Required work =
Set down all of the records word for word.

· · · · · · ·

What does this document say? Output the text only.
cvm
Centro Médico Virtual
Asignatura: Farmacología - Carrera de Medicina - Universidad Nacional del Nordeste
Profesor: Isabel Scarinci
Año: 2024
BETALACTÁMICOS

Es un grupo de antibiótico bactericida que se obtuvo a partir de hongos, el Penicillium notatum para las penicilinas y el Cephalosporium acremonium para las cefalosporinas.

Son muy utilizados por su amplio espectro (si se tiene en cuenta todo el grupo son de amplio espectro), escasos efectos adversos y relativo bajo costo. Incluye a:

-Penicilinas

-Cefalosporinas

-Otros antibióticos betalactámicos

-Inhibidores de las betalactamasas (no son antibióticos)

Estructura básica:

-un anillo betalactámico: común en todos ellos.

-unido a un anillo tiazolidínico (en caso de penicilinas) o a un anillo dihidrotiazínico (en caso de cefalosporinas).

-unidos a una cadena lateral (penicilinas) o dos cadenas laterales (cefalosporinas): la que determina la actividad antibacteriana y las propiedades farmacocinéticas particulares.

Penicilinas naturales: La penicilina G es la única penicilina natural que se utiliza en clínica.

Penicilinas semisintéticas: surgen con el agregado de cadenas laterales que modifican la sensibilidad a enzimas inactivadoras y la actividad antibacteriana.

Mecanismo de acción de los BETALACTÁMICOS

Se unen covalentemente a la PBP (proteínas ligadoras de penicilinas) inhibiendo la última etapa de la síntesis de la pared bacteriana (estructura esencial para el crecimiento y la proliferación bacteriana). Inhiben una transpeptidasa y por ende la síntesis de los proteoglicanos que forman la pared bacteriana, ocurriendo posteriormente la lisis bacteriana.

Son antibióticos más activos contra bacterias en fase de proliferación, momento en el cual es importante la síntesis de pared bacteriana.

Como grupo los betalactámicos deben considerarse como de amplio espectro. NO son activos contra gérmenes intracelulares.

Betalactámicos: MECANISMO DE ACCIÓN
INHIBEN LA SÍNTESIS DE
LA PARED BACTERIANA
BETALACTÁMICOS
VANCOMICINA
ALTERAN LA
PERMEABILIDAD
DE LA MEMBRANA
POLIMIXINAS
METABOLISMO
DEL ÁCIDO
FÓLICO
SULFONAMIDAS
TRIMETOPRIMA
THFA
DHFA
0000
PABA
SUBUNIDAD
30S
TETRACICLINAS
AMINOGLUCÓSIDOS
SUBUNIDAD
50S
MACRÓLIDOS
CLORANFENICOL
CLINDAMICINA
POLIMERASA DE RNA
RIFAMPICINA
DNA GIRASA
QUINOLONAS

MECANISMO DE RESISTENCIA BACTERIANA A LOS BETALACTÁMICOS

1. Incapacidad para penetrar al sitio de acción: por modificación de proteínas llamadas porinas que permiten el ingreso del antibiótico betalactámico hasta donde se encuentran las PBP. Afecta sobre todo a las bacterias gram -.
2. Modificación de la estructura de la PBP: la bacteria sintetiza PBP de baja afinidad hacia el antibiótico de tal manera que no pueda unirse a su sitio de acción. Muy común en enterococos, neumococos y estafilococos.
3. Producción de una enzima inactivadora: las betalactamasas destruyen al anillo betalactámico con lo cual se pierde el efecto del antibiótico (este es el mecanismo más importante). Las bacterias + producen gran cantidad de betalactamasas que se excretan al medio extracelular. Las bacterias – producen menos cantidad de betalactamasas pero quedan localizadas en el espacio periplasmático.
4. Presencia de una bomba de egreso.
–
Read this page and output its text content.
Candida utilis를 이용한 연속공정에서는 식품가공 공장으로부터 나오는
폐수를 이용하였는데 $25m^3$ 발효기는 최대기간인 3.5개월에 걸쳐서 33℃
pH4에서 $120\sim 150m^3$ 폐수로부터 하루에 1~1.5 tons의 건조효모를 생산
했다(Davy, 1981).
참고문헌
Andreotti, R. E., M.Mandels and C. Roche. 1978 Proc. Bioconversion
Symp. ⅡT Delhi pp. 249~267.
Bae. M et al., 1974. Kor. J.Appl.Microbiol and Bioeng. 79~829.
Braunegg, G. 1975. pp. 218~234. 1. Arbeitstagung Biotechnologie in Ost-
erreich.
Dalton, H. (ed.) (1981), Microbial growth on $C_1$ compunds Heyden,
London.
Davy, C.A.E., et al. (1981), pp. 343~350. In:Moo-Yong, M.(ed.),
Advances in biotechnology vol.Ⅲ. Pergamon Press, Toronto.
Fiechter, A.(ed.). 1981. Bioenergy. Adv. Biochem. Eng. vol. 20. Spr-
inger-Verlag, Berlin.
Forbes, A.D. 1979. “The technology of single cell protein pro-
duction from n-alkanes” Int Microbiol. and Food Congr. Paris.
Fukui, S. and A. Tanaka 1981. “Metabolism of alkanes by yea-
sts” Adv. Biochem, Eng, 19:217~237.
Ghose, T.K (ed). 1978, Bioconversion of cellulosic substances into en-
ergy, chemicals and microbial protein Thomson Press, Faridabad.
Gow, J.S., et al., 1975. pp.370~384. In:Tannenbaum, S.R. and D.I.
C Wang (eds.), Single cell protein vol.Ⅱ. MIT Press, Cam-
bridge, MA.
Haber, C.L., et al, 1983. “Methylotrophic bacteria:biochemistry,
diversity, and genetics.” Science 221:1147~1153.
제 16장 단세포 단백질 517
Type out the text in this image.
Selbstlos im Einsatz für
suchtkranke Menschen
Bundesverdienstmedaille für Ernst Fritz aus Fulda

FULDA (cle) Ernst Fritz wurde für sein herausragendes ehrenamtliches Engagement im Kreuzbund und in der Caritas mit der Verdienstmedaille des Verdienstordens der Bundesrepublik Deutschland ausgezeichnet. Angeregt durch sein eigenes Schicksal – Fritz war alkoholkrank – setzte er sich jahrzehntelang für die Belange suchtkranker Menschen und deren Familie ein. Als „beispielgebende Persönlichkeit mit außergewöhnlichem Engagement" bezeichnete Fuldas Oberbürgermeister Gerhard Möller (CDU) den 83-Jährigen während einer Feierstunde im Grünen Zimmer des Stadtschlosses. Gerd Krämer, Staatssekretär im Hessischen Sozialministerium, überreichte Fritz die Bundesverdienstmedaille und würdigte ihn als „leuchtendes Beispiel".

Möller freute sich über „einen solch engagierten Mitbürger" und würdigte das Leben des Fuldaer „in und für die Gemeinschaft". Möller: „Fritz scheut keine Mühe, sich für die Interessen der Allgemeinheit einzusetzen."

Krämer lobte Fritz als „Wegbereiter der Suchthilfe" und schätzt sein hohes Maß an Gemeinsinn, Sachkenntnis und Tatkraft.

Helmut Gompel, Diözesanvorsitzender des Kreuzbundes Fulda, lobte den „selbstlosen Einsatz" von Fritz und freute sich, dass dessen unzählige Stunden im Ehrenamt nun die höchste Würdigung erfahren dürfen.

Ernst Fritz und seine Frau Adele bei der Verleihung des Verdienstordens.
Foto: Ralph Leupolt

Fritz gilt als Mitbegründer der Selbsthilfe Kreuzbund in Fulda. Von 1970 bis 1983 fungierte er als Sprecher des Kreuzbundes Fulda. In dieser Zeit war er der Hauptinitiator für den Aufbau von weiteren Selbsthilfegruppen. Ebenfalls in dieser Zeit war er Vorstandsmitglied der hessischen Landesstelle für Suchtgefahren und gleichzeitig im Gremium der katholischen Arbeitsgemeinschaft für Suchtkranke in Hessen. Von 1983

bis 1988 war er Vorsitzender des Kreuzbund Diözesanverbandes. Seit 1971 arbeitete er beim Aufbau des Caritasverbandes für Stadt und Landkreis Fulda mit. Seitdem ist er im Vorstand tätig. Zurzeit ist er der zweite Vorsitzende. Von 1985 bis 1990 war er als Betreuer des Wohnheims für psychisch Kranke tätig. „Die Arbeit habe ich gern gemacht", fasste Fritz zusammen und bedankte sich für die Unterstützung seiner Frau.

· · · · · · ·

Response to the task =
What does this document say? Output the text only.
cvm
Centro Médico Virtual
Asignatura: Farmacología - Carrera de Medicina - Universidad Nacional del Nordeste
Profesor: Isabel Scarinci
Año: 2024
BETALACTÁMICOS

Es un grupo de antibiótico bactericida que se obtuvo a partir de hongos, el Penicillium notatum para las penicilinas y el Cephalosporium acremonium para las cefalosporinas.

Son muy utilizados por su amplio espectro (si se tiene en cuenta todo el grupo son de amplio espectro), escasos efectos adversos y relativo bajo costo. Incluye a:

-Penicilinas

-Cefalosporinas

-Otros antibióticos betalactámicos

-Inhibidores de las betalactamasas (no son antibióticos)

Estructura básica:

-un anillo betalactámico: común en todos ellos.

-unido a un anillo tiazolidínico (en caso de penicilinas) o a un anillo dihidrotiazínico (en caso de cefalosporinas).

-unidos a una cadena lateral (penicilinas) o dos cadenas laterales (cefalosporinas): la que determina la actividad antibacteriana y las propiedades farmacocinéticas particulares.

Penicilinas naturales: La penicilina G es la única penicilina natural que se utiliza en clínica.

Penicilinas semisintéticas: surgen con el agregado de cadenas laterales que modifican la sensibilidad a enzimas inactivadoras y la actividad antibacteriana.

Mecanismo de acción de los BETALACTÁMICOS

Se unen covalentemente a la PBP (proteínas ligadoras de penicilinas) inhibiendo la última etapa de la síntesis de la pared bacteriana (estructura esencial para el crecimiento y la proliferación bacteriana). Inhiben una transpeptidasa y por ende la síntesis de los proteoglicanos que forman la pared bacteriana, ocurriendo posteriormente la lisis bacteriana.

Son antibióticos más activos contra bacterias en fase de proliferación, momento en el cual es importante la síntesis de pared bacteriana.

Como grupo los betalactámicos deben considerarse como de amplio espectro. NO son activos contra gérmenes intracelulares.

Betalactámicos: MECANISMO DE ACCIÓN
INHIBEN LA SÍNTESIS DE
LA PARED BACTERIANA
BETALACTÁMICOS
VANCOMICINA
ALTERAN LA
PERMEABILIDAD
DE LA MEMBRANA
POLIMIXINAS
METABOLISMO
DEL ÁCIDO
FÓLICO
SULFONAMIDAS
TRIMETOPRIMA
THFA
DHFA
0000
PABA
SUBUNIDAD
30S
TETRACICLINAS
AMINOGLUCÓSIDOS
SUBUNIDAD
50S
MACRÓLIDOS
CLORANFENICOL
CLINDAMICINA
POLIMERASA DE RNA
RIFAMPICINA
DNA GIRASA
QUINOLONAS

MECANISMO DE RESISTENCIA BACTERIANA A LOS BETALACTÁMICOS

1. Incapacidad para penetrar al sitio de acción: por modificación de proteínas llamadas porinas que permiten el ingreso del antibiótico betalactámico hasta donde se encuentran las PBP. Afecta sobre todo a las bacterias gram -.
2. Modificación de la estructura de la PBP: la bacteria sintetiza PBP de baja afinidad hacia el antibiótico de tal manera que no pueda unirse a su sitio de acción. Muy común en enterococos, neumococos y estafilococos.
3. Producción de una enzima inactivadora: las betalactamasas destruyen al anillo betalactámico con lo cual se pierde el efecto del antibiótico (este es el mecanismo más importante). Las bacterias + producen gran cantidad de betalactamasas que se excretan al medio extracelular. Las bacterias – producen menos cantidad de betalactamasas pero quedan localizadas en el espacio periplasmático.
4. Presencia de una bomba de egreso.
–
Read this page and output its text content.
Candida utilis를 이용한 연속공정에서는 식품가공 공장으로부터 나오는
폐수를 이용하였는데 $25m^3$ 발효기는 최대기간인 3.5개월에 걸쳐서 33℃
pH4에서 $120\sim 150m^3$ 폐수로부터 하루에 1~1.5 tons의 건조효모를 생산
했다(Davy, 1981).
참고문헌
Andreotti, R. E., M.Mandels and C. Roche. 1978 Proc. Bioconversion
Symp. ⅡT Delhi pp. 249~267.
Bae. M et al., 1974. Kor. J.Appl.Microbiol and Bioeng. 79~829.
Braunegg, G. 1975. pp. 218~234. 1. Arbeitstagung Biotechnologie in Ost-
erreich.
Dalton, H. (ed.) (1981), Microbial growth on $C_1$ compunds Heyden,
London.
Davy, C.A.E., et al. (1981), pp. 343~350. In:Moo-Yong, M.(ed.),
Advances in biotechnology vol.Ⅲ. Pergamon Press, Toronto.
Fiechter, A.(ed.). 1981. Bioenergy. Adv. Biochem. Eng. vol. 20. Spr-
inger-Verlag, Berlin.
Forbes, A.D. 1979. “The technology of single cell protein pro-
duction from n-alkanes” Int Microbiol. and Food Congr. Paris.
Fukui, S. and A. Tanaka 1981. “Metabolism of alkanes by yea-
sts” Adv. Biochem, Eng, 19:217~237.
Ghose, T.K (ed). 1978, Bioconversion of cellulosic substances into en-
ergy, chemicals and microbial protein Thomson Press, Faridabad.
Gow, J.S., et al., 1975. pp.370~384. In:Tannenbaum, S.R. and D.I.
C Wang (eds.), Single cell protein vol.Ⅱ. MIT Press, Cam-
bridge, MA.
Haber, C.L., et al, 1983. “Methylotrophic bacteria:biochemistry,
diversity, and genetics.” Science 221:1147~1153.
제 16장 단세포 단백질 517
Type out the text in this image.
Selbstlos im Einsatz für
suchtkranke Menschen
Bundesverdienstmedaille für Ernst Fritz aus Fulda

FULDA (cle) Ernst Fritz wurde für sein herausragendes ehrenamtliches Engagement im Kreuzbund und in der Caritas mit der Verdienstmedaille des Verdienstordens der Bundesrepublik Deutschland ausgezeichnet. Angeregt durch sein eigenes Schicksal – Fritz war alkoholkrank – setzte er sich jahrzehntelang für die Belange suchtkranker Menschen und deren Familie ein. Als „beispielgebende Persönlichkeit mit außergewöhnlichem Engagement" bezeichnete Fuldas Oberbürgermeister Gerhard Möller (CDU) den 83-Jährigen während einer Feierstunde im Grünen Zimmer des Stadtschlosses. Gerd Krämer, Staatssekretär im Hessischen Sozialministerium, überreichte Fritz die Bundesverdienstmedaille und würdigte ihn als „leuchtendes Beispiel".

Möller freute sich über „einen solch engagierten Mitbürger" und würdigte das Leben des Fuldaer „in und für die Gemeinschaft". Möller: „Fritz scheut keine Mühe, sich für die Interessen der Allgemeinheit einzusetzen."

Krämer lobte Fritz als „Wegbereiter der Suchthilfe" und schätzt sein hohes Maß an Gemeinsinn, Sachkenntnis und Tatkraft.

Helmut Gompel, Diözesanvorsitzender des Kreuzbundes Fulda, lobte den „selbstlosen Einsatz" von Fritz und freute sich, dass dessen unzählige Stunden im Ehrenamt nun die höchste Würdigung erfahren dürfen.

Ernst Fritz und seine Frau Adele bei der Verleihung des Verdienstordens.
Foto: Ralph Leupolt

Fritz gilt als Mitbegründer der Selbsthilfe Kreuzbund in Fulda. Von 1970 bis 1983 fungierte er als Sprecher des Kreuzbundes Fulda. In dieser Zeit war er der Hauptinitiator für den Aufbau von weiteren Selbsthilfegruppen. Ebenfalls in dieser Zeit war er Vorstandsmitglied der hessischen Landesstelle für Suchtgefahren und gleichzeitig im Gremium der katholischen Arbeitsgemeinschaft für Suchtkranke in Hessen. Von 1983

bis 1988 war er Vorsitzender des Kreuzbund Diözesanverbandes. Seit 1971 arbeitete er beim Aufbau des Caritasverbandes für Stadt und Landkreis Fulda mit. Seitdem ist er im Vorstand tätig. Zurzeit ist er der zweite Vorsitzende. Von 1985 bis 1990 war er als Betreuer des Wohnheims für psychisch Kranke tätig. „Die Arbeit habe ich gern gemacht", fasste Fritz zusammen und bedankte sich für die Unterstützung seiner Frau.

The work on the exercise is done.